> Data supplied:
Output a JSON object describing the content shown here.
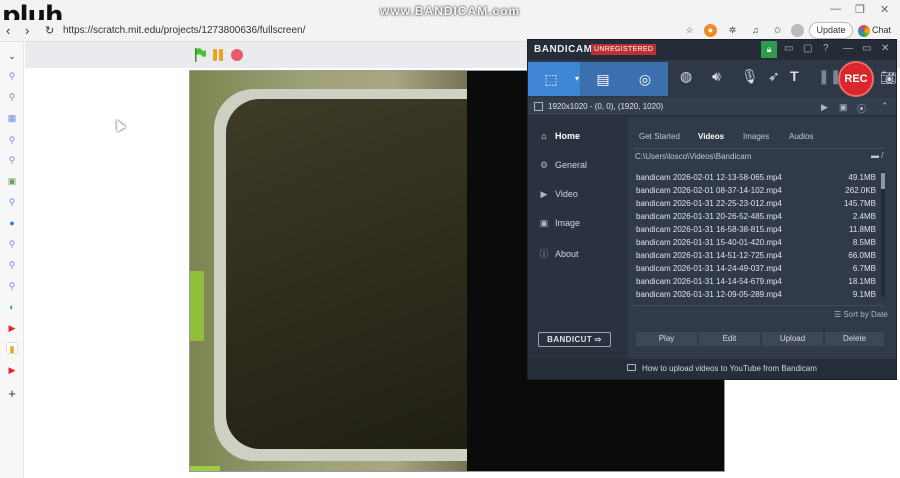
{
  "watermark": {
    "text": "pluh",
    "recorder": "www.BANDICAM.com"
  },
  "browser": {
    "url": "https://scratch.mit.edu/projects/1273800636/fullscreen/",
    "update_label": "Update",
    "chat_label": "Chat"
  },
  "bandicam": {
    "brand": "BANDICAM",
    "unregistered": "UNREGISTERED",
    "rec_label": "REC",
    "resolution": "1920x1020 - (0, 0), (1920, 1020)",
    "nav": [
      {
        "label": "Home"
      },
      {
        "label": "General"
      },
      {
        "label": "Video"
      },
      {
        "label": "Image"
      },
      {
        "label": "About"
      }
    ],
    "tabs": [
      {
        "label": "Get Started"
      },
      {
        "label": "Videos"
      },
      {
        "label": "Images"
      },
      {
        "label": "Audios"
      }
    ],
    "path": "C:\\Users\\losco\\Videos\\Bandicam",
    "files": [
      {
        "name": "bandicam 2026-02-01 12-13-58-065.mp4",
        "size": "49.1MB"
      },
      {
        "name": "bandicam 2026-02-01 08-37-14-102.mp4",
        "size": "262.0KB"
      },
      {
        "name": "bandicam 2026-01-31 22-25-23-012.mp4",
        "size": "145.7MB"
      },
      {
        "name": "bandicam 2026-01-31 20-26-52-485.mp4",
        "size": "2.4MB"
      },
      {
        "name": "bandicam 2026-01-31 16-58-38-815.mp4",
        "size": "11.8MB"
      },
      {
        "name": "bandicam 2026-01-31 15-40-01-420.mp4",
        "size": "8.5MB"
      },
      {
        "name": "bandicam 2026-01-31 14-51-12-725.mp4",
        "size": "66.0MB"
      },
      {
        "name": "bandicam 2026-01-31 14-24-49-037.mp4",
        "size": "6.7MB"
      },
      {
        "name": "bandicam 2026-01-31 14-14-54-679.mp4",
        "size": "18.1MB"
      },
      {
        "name": "bandicam 2026-01-31 12-09-05-289.mp4",
        "size": "9.1MB"
      }
    ],
    "sort_label": "Sort by Date",
    "bandicut_label": "BANDICUT",
    "actions": [
      {
        "label": "Play"
      },
      {
        "label": "Edit"
      },
      {
        "label": "Upload"
      },
      {
        "label": "Delete"
      }
    ],
    "footer": "How to upload videos to YouTube from Bandicam"
  }
}
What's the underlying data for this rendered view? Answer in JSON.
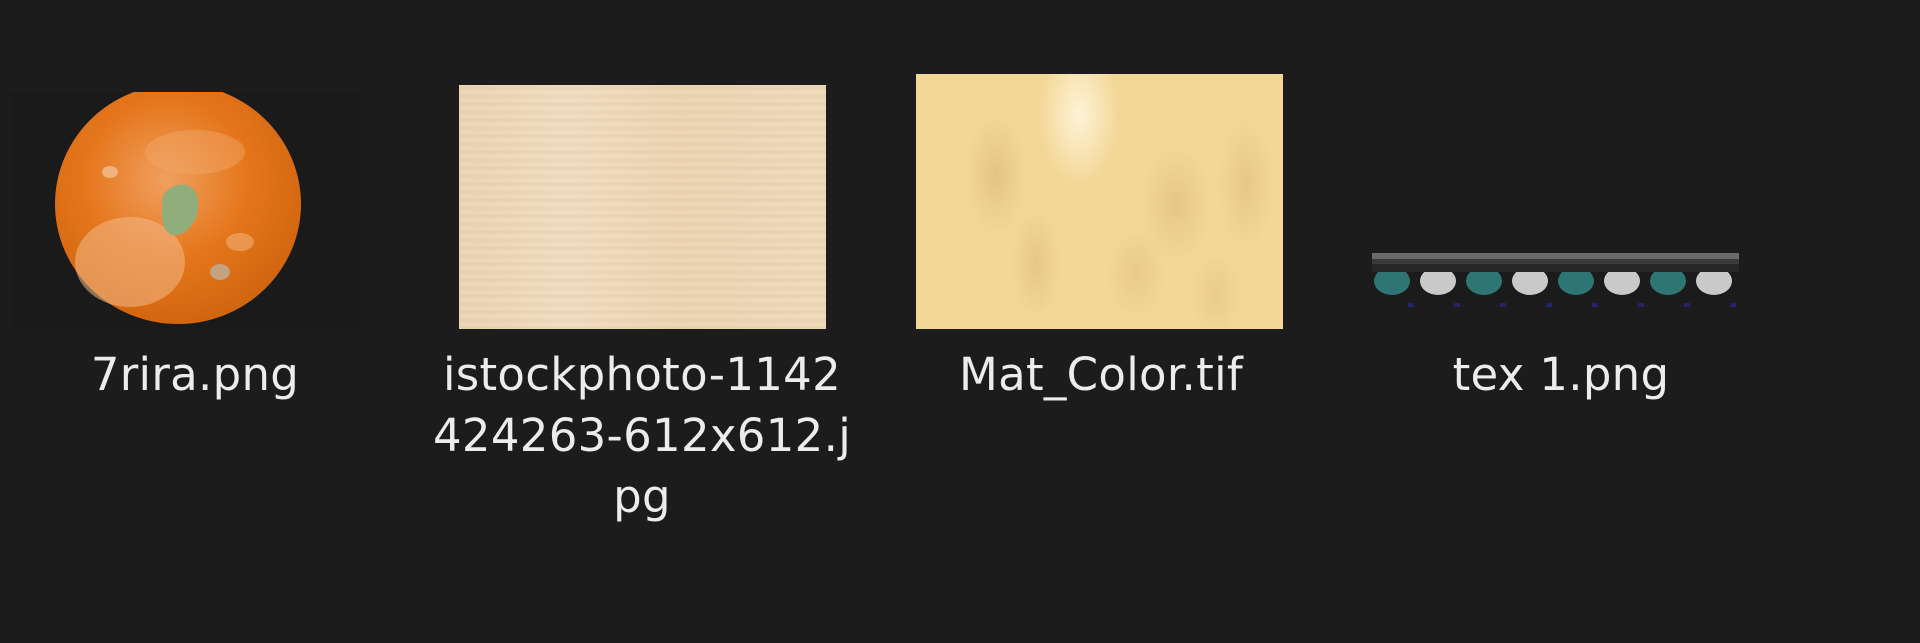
{
  "files": [
    {
      "name_lines": [
        "7rira.png"
      ],
      "thumbnail": "orange-texture-thumbnail"
    },
    {
      "name_lines": [
        "istockphoto-1142",
        "424263-612x612.j",
        "pg"
      ],
      "thumbnail": "light-wood-texture-thumbnail"
    },
    {
      "name_lines": [
        "Mat_Color.tif"
      ],
      "thumbnail": "pale-yellow-material-thumbnail"
    },
    {
      "name_lines": [
        "tex 1.png"
      ],
      "thumbnail": "shelf-balls-texture-thumbnail"
    }
  ],
  "colors": {
    "background": "#1c1c1c",
    "text": "#ececec",
    "orange": "#e5761c",
    "wood": "#efdabd",
    "mat": "#f3d797",
    "teal": "#2e7573",
    "grey_ball": "#c9c9c9"
  }
}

> Written task: Repeat each entry exactly as it appears; skip any picture.

> Result:
Output a JSON object describing the content shown here.
{
  "watermark": {
    "text": "pluh",
    "recorder": "www.BANDICAM.com"
  },
  "browser": {
    "url": "https://scratch.mit.edu/projects/1273800636/fullscreen/",
    "update_label": "Update",
    "chat_label": "Chat"
  },
  "bandicam": {
    "brand": "BANDICAM",
    "unregistered": "UNREGISTERED",
    "rec_label": "REC",
    "resolution": "1920x1020 - (0, 0), (1920, 1020)",
    "nav": [
      {
        "label": "Home"
      },
      {
        "label": "General"
      },
      {
        "label": "Video"
      },
      {
        "label": "Image"
      },
      {
        "label": "About"
      }
    ],
    "tabs": [
      {
        "label": "Get Started"
      },
      {
        "label": "Videos"
      },
      {
        "label": "Images"
      },
      {
        "label": "Audios"
      }
    ],
    "path": "C:\\Users\\losco\\Videos\\Bandicam",
    "files": [
      {
        "name": "bandicam 2026-02-01 12-13-58-065.mp4",
        "size": "49.1MB"
      },
      {
        "name": "bandicam 2026-02-01 08-37-14-102.mp4",
        "size": "262.0KB"
      },
      {
        "name": "bandicam 2026-01-31 22-25-23-012.mp4",
        "size": "145.7MB"
      },
      {
        "name": "bandicam 2026-01-31 20-26-52-485.mp4",
        "size": "2.4MB"
      },
      {
        "name": "bandicam 2026-01-31 16-58-38-815.mp4",
        "size": "11.8MB"
      },
      {
        "name": "bandicam 2026-01-31 15-40-01-420.mp4",
        "size": "8.5MB"
      },
      {
        "name": "bandicam 2026-01-31 14-51-12-725.mp4",
        "size": "66.0MB"
      },
      {
        "name": "bandicam 2026-01-31 14-24-49-037.mp4",
        "size": "6.7MB"
      },
      {
        "name": "bandicam 2026-01-31 14-14-54-679.mp4",
        "size": "18.1MB"
      },
      {
        "name": "bandicam 2026-01-31 12-09-05-289.mp4",
        "size": "9.1MB"
      }
    ],
    "sort_label": "Sort by Date",
    "bandicut_label": "BANDICUT",
    "actions": [
      {
        "label": "Play"
      },
      {
        "label": "Edit"
      },
      {
        "label": "Upload"
      },
      {
        "label": "Delete"
      }
    ],
    "footer": "How to upload videos to YouTube from Bandicam"
  }
}
What's the underlying data for this rendered view? Answer in JSON.
{
  "files": [
    {
      "name_lines": [
        "7rira.png"
      ],
      "thumbnail": "orange-texture-thumbnail"
    },
    {
      "name_lines": [
        "istockphoto-1142",
        "424263-612x612.j",
        "pg"
      ],
      "thumbnail": "light-wood-texture-thumbnail"
    },
    {
      "name_lines": [
        "Mat_Color.tif"
      ],
      "thumbnail": "pale-yellow-material-thumbnail"
    },
    {
      "name_lines": [
        "tex 1.png"
      ],
      "thumbnail": "shelf-balls-texture-thumbnail"
    }
  ],
  "colors": {
    "background": "#1c1c1c",
    "text": "#ececec",
    "orange": "#e5761c",
    "wood": "#efdabd",
    "mat": "#f3d797",
    "teal": "#2e7573",
    "grey_ball": "#c9c9c9"
  }
}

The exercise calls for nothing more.